**Stated exercise**
Copy every line of the listing that holds the string "così".
::: Items
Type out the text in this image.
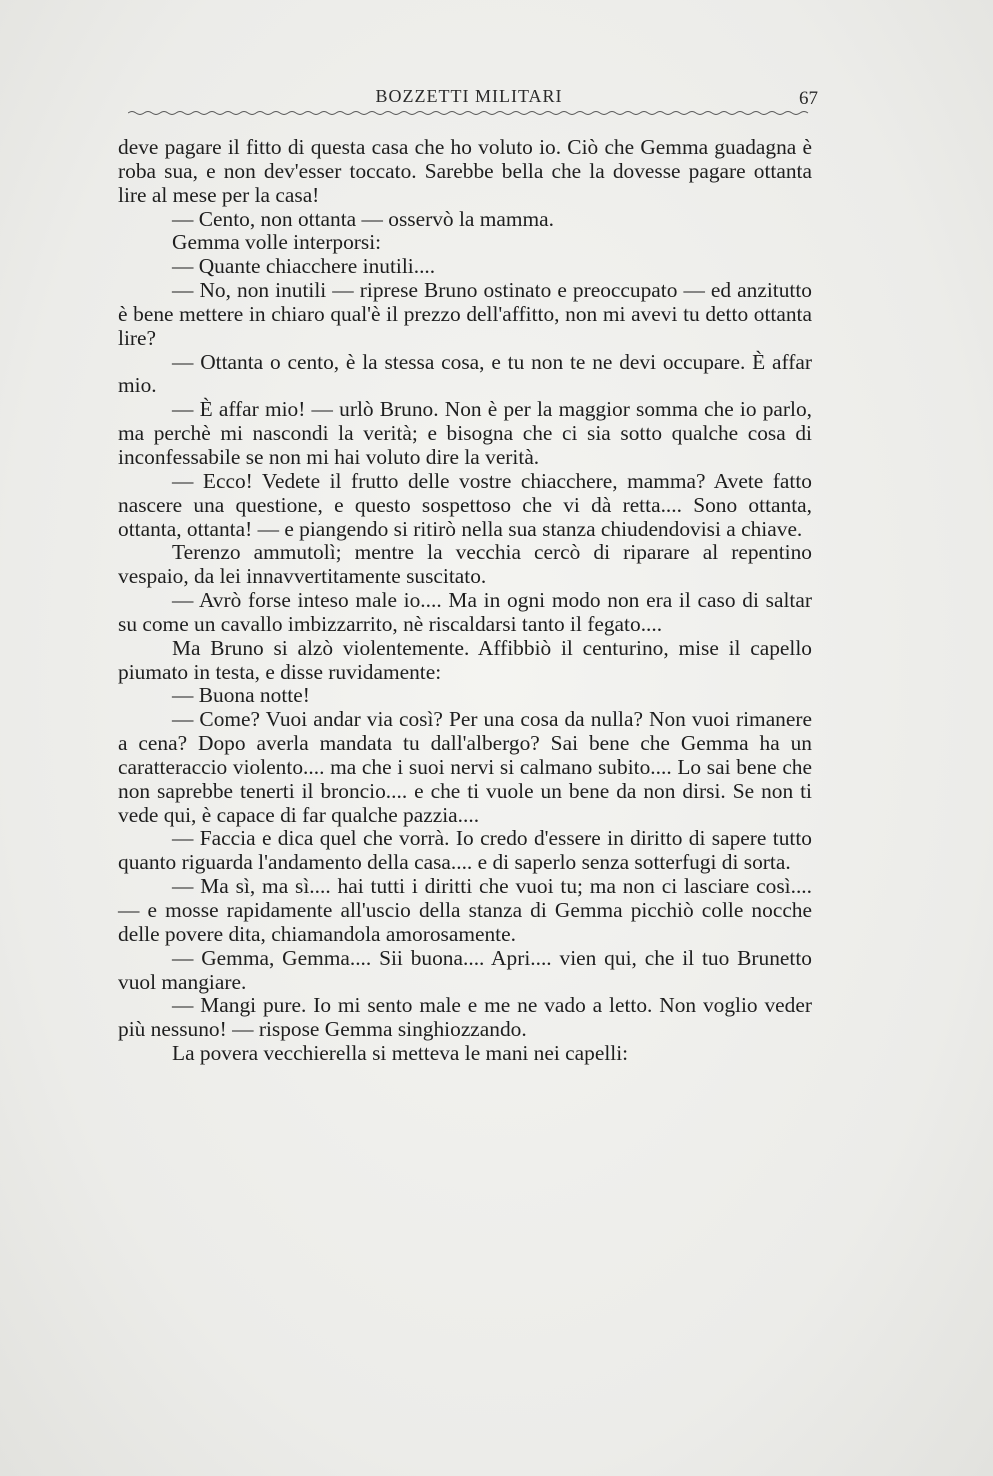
BOZZETTI MILITARI	67

deve pagare il fitto di questa casa che ho voluto io. Ciò che Gemma guadagna è roba sua, e non dev'esser toccato. Sarebbe bella che la dovesse pagare ottanta lire al mese per la casa!

— Cento, non ottanta — osservò la mamma.

Gemma volle interporsi:

— Quante chiacchere inutili....

— No, non inutili — riprese Bruno ostinato e preoccupato — ed anzitutto è bene mettere in chiaro qual'è il prezzo dell'affitto, non mi avevi tu detto ottanta lire?

— Ottanta o cento, è la stessa cosa, e tu non te ne devi occupare. È affar mio.

— È affar mio! — urlò Bruno. Non è per la maggior somma che io parlo, ma perchè mi nascondi la verità; e bisogna che ci sia sotto qualche cosa di inconfessabile se non mi hai voluto dire la verità.

— Ecco! Vedete il frutto delle vostre chiacchere, mamma? Avete fatto nascere una questione, e questo sospettoso che vi dà retta.... Sono ottanta, ottanta, ottanta! — e piangendo si ritirò nella sua stanza chiudendovisi a chiave.

Terenzo ammutolì; mentre la vecchia cercò di riparare al repentino vespaio, da lei innavvertitamente suscitato.

— Avrò forse inteso male io.... Ma in ogni modo non era il caso di saltar su come un cavallo imbizzarrito, nè riscaldarsi tanto il fegato....

Ma Bruno si alzò violentemente. Affibbiò il centurino, mise il capello piumato in testa, e disse ruvidamente:

— Buona notte!

— Come? Vuoi andar via così? Per una cosa da nulla? Non vuoi rimanere a cena? Dopo averla mandata tu dall'albergo? Sai bene che Gemma ha un caratteraccio violento.... ma che i suoi nervi si calmano subito.... Lo sai bene che non saprebbe tenerti il broncio.... e che ti vuole un bene da non dirsi. Se non ti vede qui, è capace di far qualche pazzia....

— Faccia e dica quel che vorrà. Io credo d'essere in diritto di sapere tutto quanto riguarda l'andamento della casa.... e di saperlo senza sotterfugi di sorta.

— Ma sì, ma sì.... hai tutti i diritti che vuoi tu; ma non ci lasciare così.... — e mosse rapidamente all'uscio della stanza di Gemma picchiò colle nocche delle povere dita, chiamandola amorosamente.

— Gemma, Gemma.... Sii buona.... Apri.... vien qui, che il tuo Brunetto vuol mangiare.

— Mangi pure. Io mi sento male e me ne vado a letto. Non voglio veder più nessuno! — rispose Gemma singhiozzando.

La povera vecchierella si metteva le mani nei capelli:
::::::
**Answer**
— Come? Vuoi andar via così? Per una cosa da nulla? Non vuoi rimanere a cena? Dopo averla mandata tu dall'albergo? Sai bene che Gemma ha un caratteraccio violento.... ma che i suoi nervi si calmano subito.... Lo sai bene che non saprebbe tenerti il broncio.... e che ti vuole un bene da non dirsi. Se non ti vede qui, è capace di far qualche pazzia....
— Ma sì, ma sì.... hai tutti i diritti che vuoi tu; ma non ci lasciare così.... — e mosse rapidamente all'uscio della stanza di Gemma picchiò colle nocche delle povere dita, chiamandola amorosamente.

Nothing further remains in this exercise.